Print the entries verbatim, leaving out the images they contain.

— begin STORED DATA —

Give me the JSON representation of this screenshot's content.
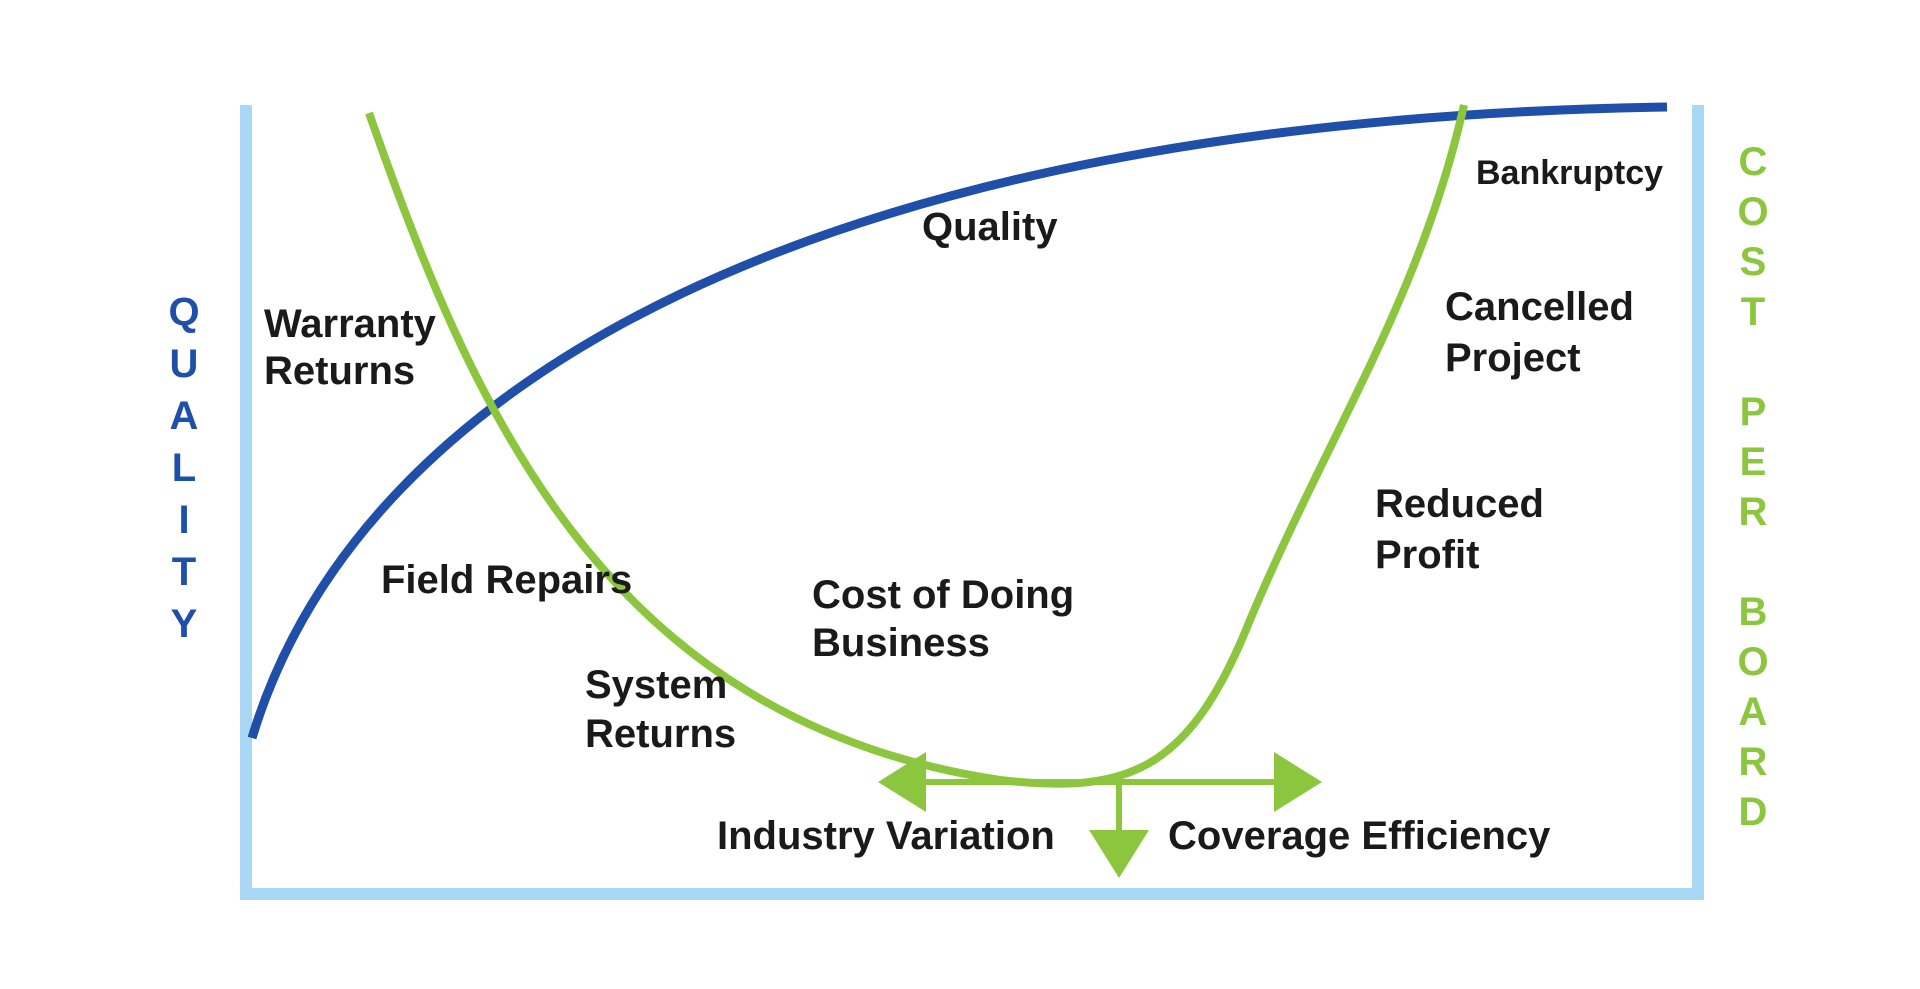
{
  "left_axis_label": "QUALITY",
  "right_axis_label": "COST PER BOARD",
  "curve_labels": {
    "quality": "Quality",
    "cost": [
      "Cost of Doing",
      "Business"
    ]
  },
  "annotations": {
    "warranty_returns": [
      "Warranty",
      "Returns"
    ],
    "field_repairs": "Field Repairs",
    "system_returns": [
      "System",
      "Returns"
    ],
    "bankruptcy": "Bankruptcy",
    "cancelled_project": [
      "Cancelled",
      "Project"
    ],
    "reduced_profit": [
      "Reduced",
      "Profit"
    ],
    "industry_variation": "Industry Variation",
    "coverage_efficiency": "Coverage Efficiency"
  }
}
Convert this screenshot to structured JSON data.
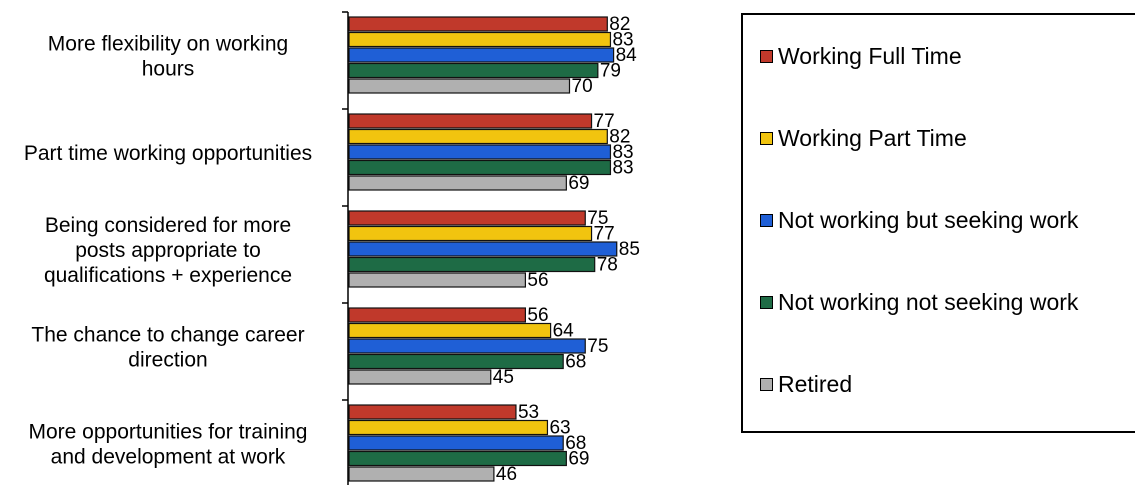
{
  "chart_data": {
    "type": "bar",
    "orientation": "horizontal",
    "categories": [
      [
        "More flexibility on working",
        "hours"
      ],
      [
        "Part time working opportunities"
      ],
      [
        "Being considered for more",
        "posts appropriate to",
        "qualifications + experience"
      ],
      [
        "The chance to change career",
        "direction"
      ],
      [
        "More opportunities for training",
        "and development at work"
      ]
    ],
    "series": [
      {
        "name": "Working Full Time",
        "color": "#c0392b",
        "values": [
          82,
          77,
          75,
          56,
          53
        ]
      },
      {
        "name": "Working Part Time",
        "color": "#f1c40f",
        "values": [
          83,
          82,
          77,
          64,
          63
        ]
      },
      {
        "name": "Not working but seeking work",
        "color": "#1f5fd6",
        "values": [
          84,
          83,
          85,
          75,
          68
        ]
      },
      {
        "name": "Not working not seeking work",
        "color": "#1e6b45",
        "values": [
          79,
          83,
          78,
          68,
          69
        ]
      },
      {
        "name": "Retired",
        "color": "#b0b0b0",
        "values": [
          70,
          69,
          56,
          45,
          46
        ]
      }
    ],
    "xlim": [
      0,
      100
    ],
    "grid": false,
    "legend_position": "right",
    "data_labels": true
  }
}
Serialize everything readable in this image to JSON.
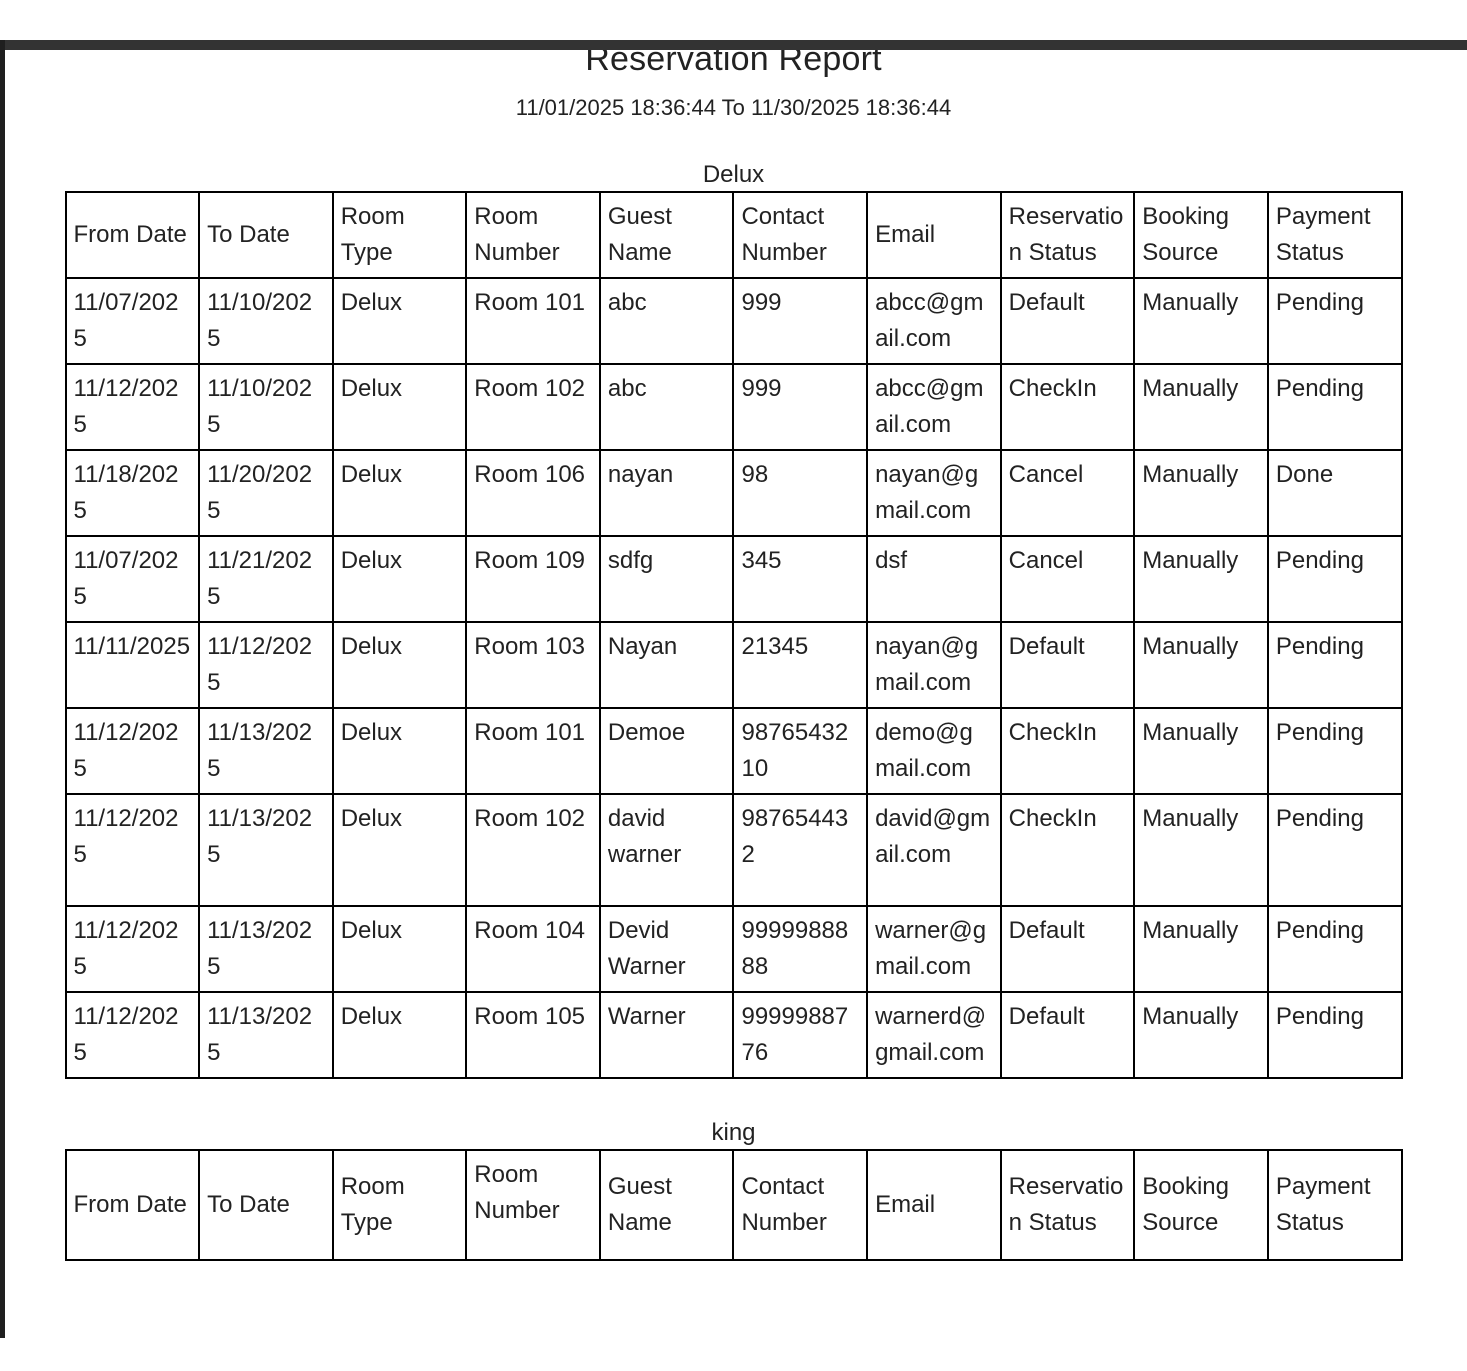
{
  "report": {
    "title": "Reservation Report",
    "date_range": "11/01/2025 18:36:44 To 11/30/2025 18:36:44"
  },
  "columns": [
    "From Date",
    "To Date",
    "Room Type",
    "Room Number",
    "Guest Name",
    "Contact Number",
    "Email",
    "Reservation Status",
    "Booking Source",
    "Payment Status"
  ],
  "sections": [
    {
      "name": "Delux",
      "rows": [
        [
          "11/07/2025",
          "11/10/2025",
          "Delux",
          "Room 101",
          "abc",
          "999",
          "abcc@gmail.com",
          "Default",
          "Manually",
          "Pending"
        ],
        [
          "11/12/2025",
          "11/10/2025",
          "Delux",
          "Room 102",
          "abc",
          "999",
          "abcc@gmail.com",
          "CheckIn",
          "Manually",
          "Pending"
        ],
        [
          "11/18/2025",
          "11/20/2025",
          "Delux",
          "Room 106",
          "nayan",
          "98",
          "nayan@gmail.com",
          "Cancel",
          "Manually",
          "Done"
        ],
        [
          "11/07/2025",
          "11/21/2025",
          "Delux",
          "Room 109",
          "sdfg",
          "345",
          "dsf",
          "Cancel",
          "Manually",
          "Pending"
        ],
        [
          "11/11/2025",
          "11/12/2025",
          "Delux",
          "Room 103",
          "Nayan",
          "21345",
          "nayan@gmail.com",
          "Default",
          "Manually",
          "Pending"
        ],
        [
          "11/12/2025",
          "11/13/2025",
          "Delux",
          "Room 101",
          "Demoe",
          "9876543210",
          "demo@gmail.com",
          "CheckIn",
          "Manually",
          "Pending"
        ],
        [
          "11/12/2025",
          "11/13/2025",
          "Delux",
          "Room 102",
          "david warner",
          "987654432",
          "david@gmail.com",
          "CheckIn",
          "Manually",
          "Pending"
        ],
        [
          "11/12/2025",
          "11/13/2025",
          "Delux",
          "Room 104",
          "Devid Warner",
          "9999988888",
          "warner@gmail.com",
          "Default",
          "Manually",
          "Pending"
        ],
        [
          "11/12/2025",
          "11/13/2025",
          "Delux",
          "Room 105",
          "Warner",
          "9999988776",
          "warnerd@gmail.com",
          "Default",
          "Manually",
          "Pending"
        ]
      ]
    },
    {
      "name": "king",
      "rows": []
    }
  ],
  "colors": {
    "text": "#222222",
    "table_border": "#000000",
    "frame_top": "#333333",
    "frame_left": "#1f1f1f"
  }
}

— end STORED DATA —

**SOLVED EXERCISE:**
Give me the JSON representation of this screenshot's content.
{
  "left_axis_label": "QUALITY",
  "right_axis_label": "COST PER BOARD",
  "curve_labels": {
    "quality": "Quality",
    "cost": [
      "Cost of Doing",
      "Business"
    ]
  },
  "annotations": {
    "warranty_returns": [
      "Warranty",
      "Returns"
    ],
    "field_repairs": "Field Repairs",
    "system_returns": [
      "System",
      "Returns"
    ],
    "bankruptcy": "Bankruptcy",
    "cancelled_project": [
      "Cancelled",
      "Project"
    ],
    "reduced_profit": [
      "Reduced",
      "Profit"
    ],
    "industry_variation": "Industry Variation",
    "coverage_efficiency": "Coverage Efficiency"
  }
}
Convert this screenshot to structured JSON data.
{
  "chart_data": {
    "type": "bar",
    "orientation": "horizontal",
    "categories": [
      [
        "More flexibility on working",
        "hours"
      ],
      [
        "Part time working opportunities"
      ],
      [
        "Being considered for more",
        "posts appropriate to",
        "qualifications + experience"
      ],
      [
        "The chance to change career",
        "direction"
      ],
      [
        "More opportunities for training",
        "and development at work"
      ]
    ],
    "series": [
      {
        "name": "Working Full Time",
        "color": "#c0392b",
        "values": [
          82,
          77,
          75,
          56,
          53
        ]
      },
      {
        "name": "Working Part Time",
        "color": "#f1c40f",
        "values": [
          83,
          82,
          77,
          64,
          63
        ]
      },
      {
        "name": "Not working but seeking work",
        "color": "#1f5fd6",
        "values": [
          84,
          83,
          85,
          75,
          68
        ]
      },
      {
        "name": "Not working not seeking work",
        "color": "#1e6b45",
        "values": [
          79,
          83,
          78,
          68,
          69
        ]
      },
      {
        "name": "Retired",
        "color": "#b0b0b0",
        "values": [
          70,
          69,
          56,
          45,
          46
        ]
      }
    ],
    "xlim": [
      0,
      100
    ],
    "grid": false,
    "legend_position": "right",
    "data_labels": true
  }
}
Serialize everything readable in this image to JSON.
{
  "report": {
    "title": "Reservation Report",
    "date_range": "11/01/2025 18:36:44 To 11/30/2025 18:36:44"
  },
  "columns": [
    "From Date",
    "To Date",
    "Room Type",
    "Room Number",
    "Guest Name",
    "Contact Number",
    "Email",
    "Reservation Status",
    "Booking Source",
    "Payment Status"
  ],
  "sections": [
    {
      "name": "Delux",
      "rows": [
        [
          "11/07/2025",
          "11/10/2025",
          "Delux",
          "Room 101",
          "abc",
          "999",
          "abcc@gmail.com",
          "Default",
          "Manually",
          "Pending"
        ],
        [
          "11/12/2025",
          "11/10/2025",
          "Delux",
          "Room 102",
          "abc",
          "999",
          "abcc@gmail.com",
          "CheckIn",
          "Manually",
          "Pending"
        ],
        [
          "11/18/2025",
          "11/20/2025",
          "Delux",
          "Room 106",
          "nayan",
          "98",
          "nayan@gmail.com",
          "Cancel",
          "Manually",
          "Done"
        ],
        [
          "11/07/2025",
          "11/21/2025",
          "Delux",
          "Room 109",
          "sdfg",
          "345",
          "dsf",
          "Cancel",
          "Manually",
          "Pending"
        ],
        [
          "11/11/2025",
          "11/12/2025",
          "Delux",
          "Room 103",
          "Nayan",
          "21345",
          "nayan@gmail.com",
          "Default",
          "Manually",
          "Pending"
        ],
        [
          "11/12/2025",
          "11/13/2025",
          "Delux",
          "Room 101",
          "Demoe",
          "9876543210",
          "demo@gmail.com",
          "CheckIn",
          "Manually",
          "Pending"
        ],
        [
          "11/12/2025",
          "11/13/2025",
          "Delux",
          "Room 102",
          "david warner",
          "987654432",
          "david@gmail.com",
          "CheckIn",
          "Manually",
          "Pending"
        ],
        [
          "11/12/2025",
          "11/13/2025",
          "Delux",
          "Room 104",
          "Devid Warner",
          "9999988888",
          "warner@gmail.com",
          "Default",
          "Manually",
          "Pending"
        ],
        [
          "11/12/2025",
          "11/13/2025",
          "Delux",
          "Room 105",
          "Warner",
          "9999988776",
          "warnerd@gmail.com",
          "Default",
          "Manually",
          "Pending"
        ]
      ]
    },
    {
      "name": "king",
      "rows": []
    }
  ],
  "colors": {
    "text": "#222222",
    "table_border": "#000000",
    "frame_top": "#333333",
    "frame_left": "#1f1f1f"
  }
}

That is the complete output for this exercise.